In the lines below, find how many contain the word "What" and report that figure alone.
————————
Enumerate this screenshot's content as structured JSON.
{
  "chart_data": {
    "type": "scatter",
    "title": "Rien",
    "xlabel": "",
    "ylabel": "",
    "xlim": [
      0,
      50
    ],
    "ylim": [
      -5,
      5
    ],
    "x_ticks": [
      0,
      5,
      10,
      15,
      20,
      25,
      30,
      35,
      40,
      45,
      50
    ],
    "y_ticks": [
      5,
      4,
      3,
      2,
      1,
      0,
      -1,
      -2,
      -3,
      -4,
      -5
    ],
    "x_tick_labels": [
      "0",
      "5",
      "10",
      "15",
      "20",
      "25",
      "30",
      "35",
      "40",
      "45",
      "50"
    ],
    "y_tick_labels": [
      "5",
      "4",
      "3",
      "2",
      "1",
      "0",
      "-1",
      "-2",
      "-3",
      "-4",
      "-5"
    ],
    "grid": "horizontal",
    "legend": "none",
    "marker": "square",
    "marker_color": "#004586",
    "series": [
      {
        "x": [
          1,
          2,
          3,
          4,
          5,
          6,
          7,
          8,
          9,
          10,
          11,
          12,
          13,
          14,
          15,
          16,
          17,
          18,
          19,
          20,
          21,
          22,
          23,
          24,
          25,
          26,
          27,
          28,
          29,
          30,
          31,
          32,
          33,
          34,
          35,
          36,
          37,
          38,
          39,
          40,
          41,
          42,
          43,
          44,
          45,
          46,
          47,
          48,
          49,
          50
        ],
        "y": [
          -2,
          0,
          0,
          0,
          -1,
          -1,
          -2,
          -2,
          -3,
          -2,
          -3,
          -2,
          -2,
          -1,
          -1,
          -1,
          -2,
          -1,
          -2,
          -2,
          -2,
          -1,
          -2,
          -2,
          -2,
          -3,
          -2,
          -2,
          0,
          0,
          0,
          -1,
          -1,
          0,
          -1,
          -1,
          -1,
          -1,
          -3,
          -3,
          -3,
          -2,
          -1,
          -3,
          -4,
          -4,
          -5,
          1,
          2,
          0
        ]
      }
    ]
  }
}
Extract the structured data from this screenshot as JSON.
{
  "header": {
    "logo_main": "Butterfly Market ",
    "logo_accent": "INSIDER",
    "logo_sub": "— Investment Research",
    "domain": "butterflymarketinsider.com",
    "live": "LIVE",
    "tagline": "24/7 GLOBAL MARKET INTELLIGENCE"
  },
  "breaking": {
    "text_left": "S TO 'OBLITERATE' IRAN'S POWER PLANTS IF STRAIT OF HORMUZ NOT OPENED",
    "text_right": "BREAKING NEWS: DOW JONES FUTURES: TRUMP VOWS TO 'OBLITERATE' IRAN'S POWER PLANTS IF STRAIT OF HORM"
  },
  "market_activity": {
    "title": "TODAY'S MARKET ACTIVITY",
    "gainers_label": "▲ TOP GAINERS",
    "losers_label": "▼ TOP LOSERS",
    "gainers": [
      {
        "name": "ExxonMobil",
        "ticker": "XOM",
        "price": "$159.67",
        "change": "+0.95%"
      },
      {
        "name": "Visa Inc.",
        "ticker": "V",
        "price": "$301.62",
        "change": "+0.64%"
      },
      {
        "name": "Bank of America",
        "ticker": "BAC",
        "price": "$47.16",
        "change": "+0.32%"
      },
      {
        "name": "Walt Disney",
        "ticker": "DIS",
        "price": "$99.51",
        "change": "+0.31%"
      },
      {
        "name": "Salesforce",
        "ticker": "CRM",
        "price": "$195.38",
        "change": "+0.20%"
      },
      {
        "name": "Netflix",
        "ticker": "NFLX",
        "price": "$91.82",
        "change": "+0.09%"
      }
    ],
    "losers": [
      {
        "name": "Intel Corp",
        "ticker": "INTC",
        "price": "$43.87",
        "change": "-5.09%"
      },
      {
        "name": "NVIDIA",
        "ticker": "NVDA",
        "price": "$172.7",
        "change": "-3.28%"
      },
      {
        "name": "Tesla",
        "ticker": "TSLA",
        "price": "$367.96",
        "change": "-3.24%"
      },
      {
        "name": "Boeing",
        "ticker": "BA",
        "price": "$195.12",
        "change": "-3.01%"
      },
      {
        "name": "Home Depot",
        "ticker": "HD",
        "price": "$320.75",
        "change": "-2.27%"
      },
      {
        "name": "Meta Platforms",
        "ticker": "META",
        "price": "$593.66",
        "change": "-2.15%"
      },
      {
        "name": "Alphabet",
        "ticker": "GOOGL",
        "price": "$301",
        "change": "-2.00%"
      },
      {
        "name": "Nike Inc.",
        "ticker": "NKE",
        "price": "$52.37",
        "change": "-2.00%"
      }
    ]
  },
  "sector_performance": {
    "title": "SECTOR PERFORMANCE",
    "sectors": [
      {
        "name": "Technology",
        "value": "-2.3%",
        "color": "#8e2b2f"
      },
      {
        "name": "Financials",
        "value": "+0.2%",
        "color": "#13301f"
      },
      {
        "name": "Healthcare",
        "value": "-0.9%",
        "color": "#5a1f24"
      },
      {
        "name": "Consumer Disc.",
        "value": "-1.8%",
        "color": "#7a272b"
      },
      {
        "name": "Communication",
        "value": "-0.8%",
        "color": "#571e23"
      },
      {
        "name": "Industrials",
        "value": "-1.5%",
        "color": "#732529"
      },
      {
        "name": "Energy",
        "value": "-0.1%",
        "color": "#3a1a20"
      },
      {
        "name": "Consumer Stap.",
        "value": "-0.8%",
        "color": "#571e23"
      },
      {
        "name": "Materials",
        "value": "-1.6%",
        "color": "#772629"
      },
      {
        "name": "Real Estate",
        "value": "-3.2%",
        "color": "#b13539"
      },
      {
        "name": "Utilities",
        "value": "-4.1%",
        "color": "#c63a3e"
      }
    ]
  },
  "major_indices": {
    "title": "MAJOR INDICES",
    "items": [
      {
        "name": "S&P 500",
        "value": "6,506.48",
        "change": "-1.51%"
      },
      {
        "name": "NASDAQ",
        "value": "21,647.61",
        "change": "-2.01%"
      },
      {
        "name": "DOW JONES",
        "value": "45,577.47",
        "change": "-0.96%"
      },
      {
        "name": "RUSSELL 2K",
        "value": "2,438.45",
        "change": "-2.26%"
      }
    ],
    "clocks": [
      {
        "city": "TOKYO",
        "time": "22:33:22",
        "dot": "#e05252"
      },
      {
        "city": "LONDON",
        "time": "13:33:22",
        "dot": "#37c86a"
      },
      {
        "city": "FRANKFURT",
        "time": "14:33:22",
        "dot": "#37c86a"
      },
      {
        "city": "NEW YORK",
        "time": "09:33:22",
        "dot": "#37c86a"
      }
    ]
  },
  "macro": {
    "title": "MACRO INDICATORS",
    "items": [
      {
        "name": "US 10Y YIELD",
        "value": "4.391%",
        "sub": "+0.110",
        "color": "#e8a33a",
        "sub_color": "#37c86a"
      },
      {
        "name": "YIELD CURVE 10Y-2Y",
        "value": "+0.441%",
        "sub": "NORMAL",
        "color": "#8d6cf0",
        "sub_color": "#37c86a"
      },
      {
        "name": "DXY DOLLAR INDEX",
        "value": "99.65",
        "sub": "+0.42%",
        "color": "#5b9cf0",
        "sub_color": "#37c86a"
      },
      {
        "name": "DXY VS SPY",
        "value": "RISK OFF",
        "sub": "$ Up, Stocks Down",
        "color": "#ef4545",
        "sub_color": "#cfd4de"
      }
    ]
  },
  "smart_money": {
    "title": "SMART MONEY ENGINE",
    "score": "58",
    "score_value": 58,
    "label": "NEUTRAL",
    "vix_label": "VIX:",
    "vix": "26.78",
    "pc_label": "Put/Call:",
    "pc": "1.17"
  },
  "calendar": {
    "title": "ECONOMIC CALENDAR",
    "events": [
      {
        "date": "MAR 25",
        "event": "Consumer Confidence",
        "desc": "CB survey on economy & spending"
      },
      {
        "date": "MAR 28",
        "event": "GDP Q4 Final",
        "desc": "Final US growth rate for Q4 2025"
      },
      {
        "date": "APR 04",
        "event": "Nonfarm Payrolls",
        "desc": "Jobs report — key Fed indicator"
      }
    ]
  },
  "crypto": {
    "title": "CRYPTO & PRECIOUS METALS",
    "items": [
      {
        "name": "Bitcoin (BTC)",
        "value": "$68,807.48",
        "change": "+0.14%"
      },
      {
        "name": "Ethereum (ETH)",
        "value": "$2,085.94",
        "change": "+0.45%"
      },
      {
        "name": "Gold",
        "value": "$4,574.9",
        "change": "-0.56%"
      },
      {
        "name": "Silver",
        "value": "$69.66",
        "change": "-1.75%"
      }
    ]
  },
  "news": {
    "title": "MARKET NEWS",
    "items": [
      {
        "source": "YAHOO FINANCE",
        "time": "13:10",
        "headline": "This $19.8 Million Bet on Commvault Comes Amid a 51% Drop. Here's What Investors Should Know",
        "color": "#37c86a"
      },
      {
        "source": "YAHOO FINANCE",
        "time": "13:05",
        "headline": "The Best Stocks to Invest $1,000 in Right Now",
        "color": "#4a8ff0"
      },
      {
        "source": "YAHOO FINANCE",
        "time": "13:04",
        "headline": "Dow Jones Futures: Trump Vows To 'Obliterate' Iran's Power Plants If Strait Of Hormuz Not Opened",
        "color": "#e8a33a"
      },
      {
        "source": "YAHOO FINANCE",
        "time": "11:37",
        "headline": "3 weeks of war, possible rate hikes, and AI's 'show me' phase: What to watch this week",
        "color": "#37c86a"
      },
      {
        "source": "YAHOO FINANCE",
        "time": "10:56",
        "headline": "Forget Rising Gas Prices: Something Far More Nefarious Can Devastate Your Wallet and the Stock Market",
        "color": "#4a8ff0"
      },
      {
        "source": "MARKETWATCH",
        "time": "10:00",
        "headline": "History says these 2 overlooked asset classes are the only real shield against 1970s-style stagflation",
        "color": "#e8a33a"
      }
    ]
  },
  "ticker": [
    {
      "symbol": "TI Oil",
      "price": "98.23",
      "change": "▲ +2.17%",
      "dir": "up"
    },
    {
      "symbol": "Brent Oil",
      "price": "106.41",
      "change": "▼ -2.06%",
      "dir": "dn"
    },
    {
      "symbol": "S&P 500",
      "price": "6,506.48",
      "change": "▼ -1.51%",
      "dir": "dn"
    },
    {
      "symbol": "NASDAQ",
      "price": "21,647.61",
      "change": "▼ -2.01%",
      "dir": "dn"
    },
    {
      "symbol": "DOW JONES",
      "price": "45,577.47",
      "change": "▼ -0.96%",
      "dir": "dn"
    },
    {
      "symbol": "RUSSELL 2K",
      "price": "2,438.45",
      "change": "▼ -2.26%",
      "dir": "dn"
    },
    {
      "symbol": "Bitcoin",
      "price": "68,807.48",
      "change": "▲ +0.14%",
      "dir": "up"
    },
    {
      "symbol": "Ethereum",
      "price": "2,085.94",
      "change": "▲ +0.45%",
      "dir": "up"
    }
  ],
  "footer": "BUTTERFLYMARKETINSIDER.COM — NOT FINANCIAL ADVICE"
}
————————
▶ _Right answer_
2